WHAT YOU NEED TO DO → Echo every line of the material below, character for character, without changing anything.

AVAILABLE RECORDS →
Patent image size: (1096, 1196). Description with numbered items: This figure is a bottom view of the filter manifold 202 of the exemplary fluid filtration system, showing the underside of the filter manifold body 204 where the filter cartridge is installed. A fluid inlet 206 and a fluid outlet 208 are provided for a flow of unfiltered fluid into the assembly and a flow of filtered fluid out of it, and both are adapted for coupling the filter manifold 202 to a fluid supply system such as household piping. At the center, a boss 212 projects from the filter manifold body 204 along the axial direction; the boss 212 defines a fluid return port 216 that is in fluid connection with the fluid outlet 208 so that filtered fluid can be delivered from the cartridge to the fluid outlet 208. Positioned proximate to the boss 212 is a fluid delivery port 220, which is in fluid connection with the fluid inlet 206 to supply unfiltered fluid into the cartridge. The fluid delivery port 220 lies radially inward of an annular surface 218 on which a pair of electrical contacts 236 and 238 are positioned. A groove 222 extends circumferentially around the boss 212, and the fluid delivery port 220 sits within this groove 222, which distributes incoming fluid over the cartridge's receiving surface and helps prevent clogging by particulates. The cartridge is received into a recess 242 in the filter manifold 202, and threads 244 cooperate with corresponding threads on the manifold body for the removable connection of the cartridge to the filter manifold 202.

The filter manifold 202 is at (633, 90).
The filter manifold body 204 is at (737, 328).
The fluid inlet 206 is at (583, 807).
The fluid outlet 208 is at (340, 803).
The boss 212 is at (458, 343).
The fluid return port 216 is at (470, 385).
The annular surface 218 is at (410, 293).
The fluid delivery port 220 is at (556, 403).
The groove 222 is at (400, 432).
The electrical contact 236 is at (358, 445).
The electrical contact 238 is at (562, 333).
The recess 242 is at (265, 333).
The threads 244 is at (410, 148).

TASK SOLUTION →
Patent image size: (1096, 1196). Description with numbered items: This figure is a bottom view of the filter manifold 202 of the exemplary fluid filtration system, showing the underside of the filter manifold body 204 where the filter cartridge is installed. A fluid inlet 206 and a fluid outlet 208 are provided for a flow of unfiltered fluid into the assembly and a flow of filtered fluid out of it, and both are adapted for coupling the filter manifold 202 to a fluid supply system such as household piping. At the center, a boss 212 projects from the filter manifold body 204 along the axial direction; the boss 212 defines a fluid return port 216 that is in fluid connection with the fluid outlet 208 so that filtered fluid can be delivered from the cartridge to the fluid outlet 208. Positioned proximate to the boss 212 is a fluid delivery port 220, which is in fluid connection with the fluid inlet 206 to supply unfiltered fluid into the cartridge. The fluid delivery port 220 lies radially inward of an annular surface 218 on which a pair of electrical contacts 236 and 238 are positioned. A groove 222 extends circumferentially around the boss 212, and the fluid delivery port 220 sits within this groove 222, which distributes incoming fluid over the cartridge's receiving surface and helps prevent clogging by particulates. The cartridge is received into a recess 242 in the filter manifold 202, and threads 244 cooperate with corresponding threads on the manifold body for the removable connection of the cartridge to the filter manifold 202.

The filter manifold 202 is at (633, 90).
The filter manifold body 204 is at (737, 328).
The fluid inlet 206 is at (583, 807).
The fluid outlet 208 is at (340, 803).
The boss 212 is at (458, 343).
The fluid return port 216 is at (470, 385).
The annular surface 218 is at (410, 293).
The fluid delivery port 220 is at (556, 403).
The groove 222 is at (400, 432).
The electrical contact 236 is at (358, 445).
The electrical contact 238 is at (562, 333).
The recess 242 is at (265, 333).
The threads 244 is at (410, 148).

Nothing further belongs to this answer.